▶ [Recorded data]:
————
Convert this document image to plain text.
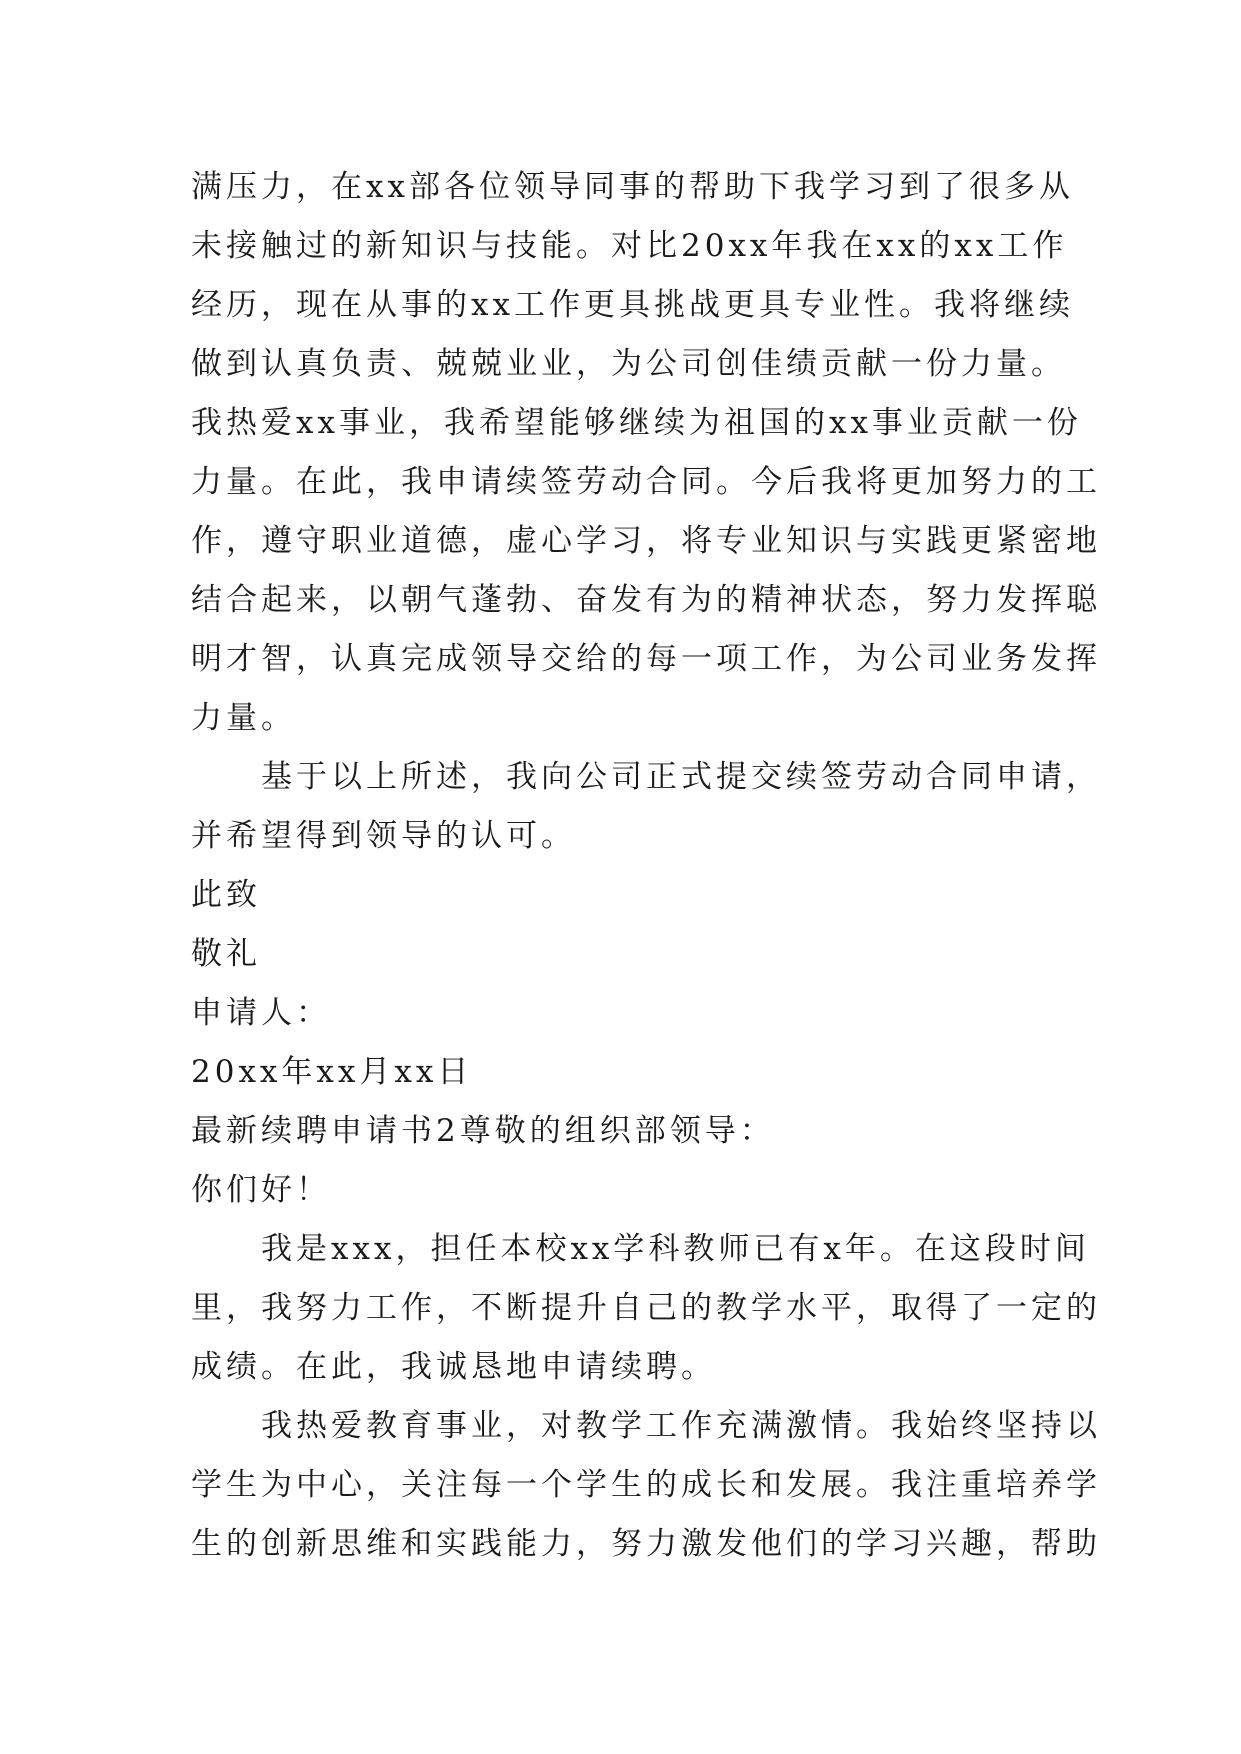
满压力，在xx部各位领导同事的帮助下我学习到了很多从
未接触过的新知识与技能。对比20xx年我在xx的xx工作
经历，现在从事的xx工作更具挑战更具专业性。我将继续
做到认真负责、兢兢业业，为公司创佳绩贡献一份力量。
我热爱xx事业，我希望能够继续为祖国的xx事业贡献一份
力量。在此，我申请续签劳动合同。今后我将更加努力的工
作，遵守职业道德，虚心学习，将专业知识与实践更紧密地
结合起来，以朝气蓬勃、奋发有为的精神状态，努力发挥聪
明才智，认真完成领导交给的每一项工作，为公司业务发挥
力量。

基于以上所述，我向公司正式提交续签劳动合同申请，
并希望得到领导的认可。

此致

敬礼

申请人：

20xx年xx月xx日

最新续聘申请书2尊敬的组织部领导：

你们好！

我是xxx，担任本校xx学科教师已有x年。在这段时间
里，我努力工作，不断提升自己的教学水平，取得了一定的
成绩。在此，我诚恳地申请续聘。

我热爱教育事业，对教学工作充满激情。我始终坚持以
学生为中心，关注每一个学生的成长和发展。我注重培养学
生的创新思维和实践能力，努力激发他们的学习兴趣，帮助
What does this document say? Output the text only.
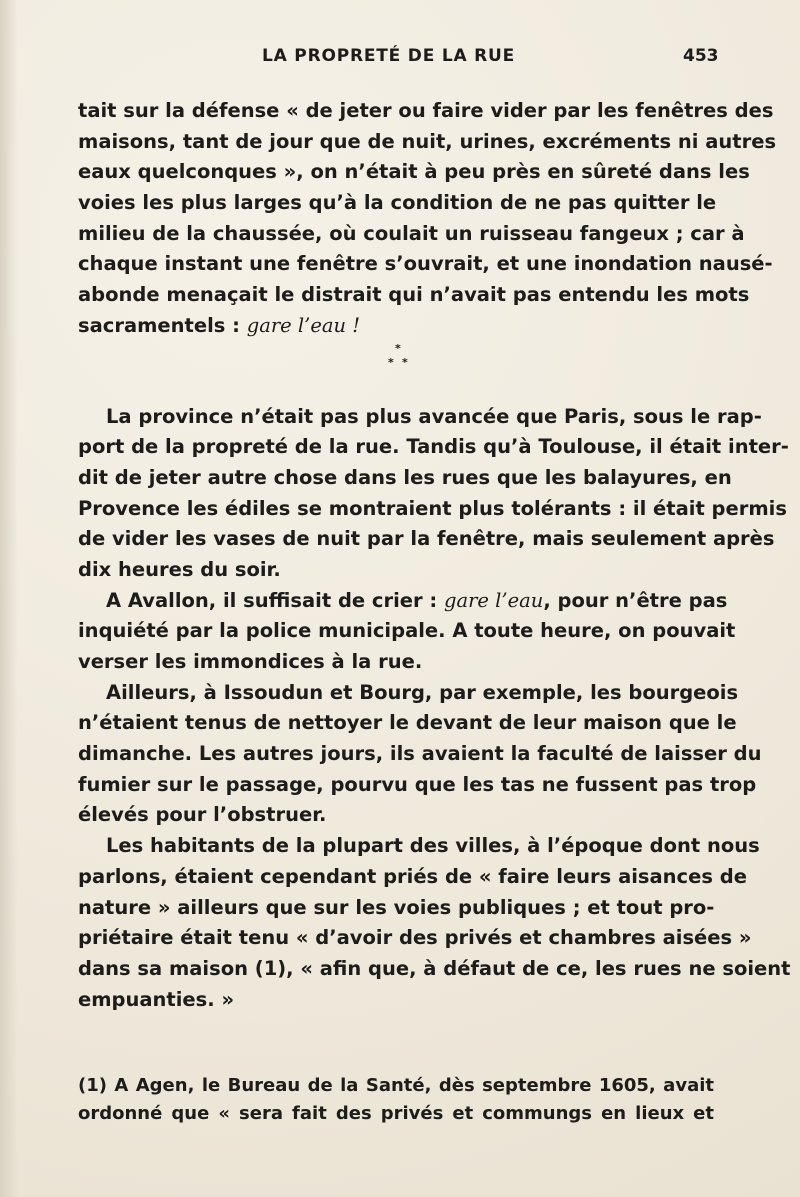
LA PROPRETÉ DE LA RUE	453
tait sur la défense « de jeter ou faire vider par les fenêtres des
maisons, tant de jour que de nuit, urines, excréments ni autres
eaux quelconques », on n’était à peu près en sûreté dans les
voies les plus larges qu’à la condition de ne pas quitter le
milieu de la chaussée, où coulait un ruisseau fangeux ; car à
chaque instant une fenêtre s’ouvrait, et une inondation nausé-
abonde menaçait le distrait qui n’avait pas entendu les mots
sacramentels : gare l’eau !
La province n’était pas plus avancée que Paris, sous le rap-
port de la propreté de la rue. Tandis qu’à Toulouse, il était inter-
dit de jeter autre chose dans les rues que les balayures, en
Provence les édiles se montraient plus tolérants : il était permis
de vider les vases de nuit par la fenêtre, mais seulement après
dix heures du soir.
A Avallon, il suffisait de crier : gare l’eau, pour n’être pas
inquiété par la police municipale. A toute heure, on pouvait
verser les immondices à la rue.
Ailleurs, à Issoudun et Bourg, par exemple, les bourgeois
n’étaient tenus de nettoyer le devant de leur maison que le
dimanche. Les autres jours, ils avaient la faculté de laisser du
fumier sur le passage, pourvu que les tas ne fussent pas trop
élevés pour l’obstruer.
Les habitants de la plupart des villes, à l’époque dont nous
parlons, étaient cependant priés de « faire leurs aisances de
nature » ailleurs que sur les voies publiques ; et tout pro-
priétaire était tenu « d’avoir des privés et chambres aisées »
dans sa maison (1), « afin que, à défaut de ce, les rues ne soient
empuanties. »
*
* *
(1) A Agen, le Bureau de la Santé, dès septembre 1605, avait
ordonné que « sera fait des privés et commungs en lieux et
————
▶ [Requirements]: Pictures in the records must not appear in the copy; transcribe everything else precisely.

▶ [Complete response]:
Convert this document image to plain text.
满压力，在xx部各位领导同事的帮助下我学习到了很多从
未接触过的新知识与技能。对比20xx年我在xx的xx工作
经历，现在从事的xx工作更具挑战更具专业性。我将继续
做到认真负责、兢兢业业，为公司创佳绩贡献一份力量。
我热爱xx事业，我希望能够继续为祖国的xx事业贡献一份
力量。在此，我申请续签劳动合同。今后我将更加努力的工
作，遵守职业道德，虚心学习，将专业知识与实践更紧密地
结合起来，以朝气蓬勃、奋发有为的精神状态，努力发挥聪
明才智，认真完成领导交给的每一项工作，为公司业务发挥
力量。

基于以上所述，我向公司正式提交续签劳动合同申请，
并希望得到领导的认可。

此致

敬礼

申请人：

20xx年xx月xx日

最新续聘申请书2尊敬的组织部领导：

你们好！

我是xxx，担任本校xx学科教师已有x年。在这段时间
里，我努力工作，不断提升自己的教学水平，取得了一定的
成绩。在此，我诚恳地申请续聘。

我热爱教育事业，对教学工作充满激情。我始终坚持以
学生为中心，关注每一个学生的成长和发展。我注重培养学
生的创新思维和实践能力，努力激发他们的学习兴趣，帮助
What does this document say? Output the text only.
LA PROPRETÉ DE LA RUE	453
tait sur la défense « de jeter ou faire vider par les fenêtres des
maisons, tant de jour que de nuit, urines, excréments ni autres
eaux quelconques », on n’était à peu près en sûreté dans les
voies les plus larges qu’à la condition de ne pas quitter le
milieu de la chaussée, où coulait un ruisseau fangeux ; car à
chaque instant une fenêtre s’ouvrait, et une inondation nausé-
abonde menaçait le distrait qui n’avait pas entendu les mots
sacramentels : gare l’eau !
La province n’était pas plus avancée que Paris, sous le rap-
port de la propreté de la rue. Tandis qu’à Toulouse, il était inter-
dit de jeter autre chose dans les rues que les balayures, en
Provence les édiles se montraient plus tolérants : il était permis
de vider les vases de nuit par la fenêtre, mais seulement après
dix heures du soir.
A Avallon, il suffisait de crier : gare l’eau, pour n’être pas
inquiété par la police municipale. A toute heure, on pouvait
verser les immondices à la rue.
Ailleurs, à Issoudun et Bourg, par exemple, les bourgeois
n’étaient tenus de nettoyer le devant de leur maison que le
dimanche. Les autres jours, ils avaient la faculté de laisser du
fumier sur le passage, pourvu que les tas ne fussent pas trop
élevés pour l’obstruer.
Les habitants de la plupart des villes, à l’époque dont nous
parlons, étaient cependant priés de « faire leurs aisances de
nature » ailleurs que sur les voies publiques ; et tout pro-
priétaire était tenu « d’avoir des privés et chambres aisées »
dans sa maison (1), « afin que, à défaut de ce, les rues ne soient
empuanties. »
*
* *
(1) A Agen, le Bureau de la Santé, dès septembre 1605, avait
ordonné que « sera fait des privés et commungs en lieux et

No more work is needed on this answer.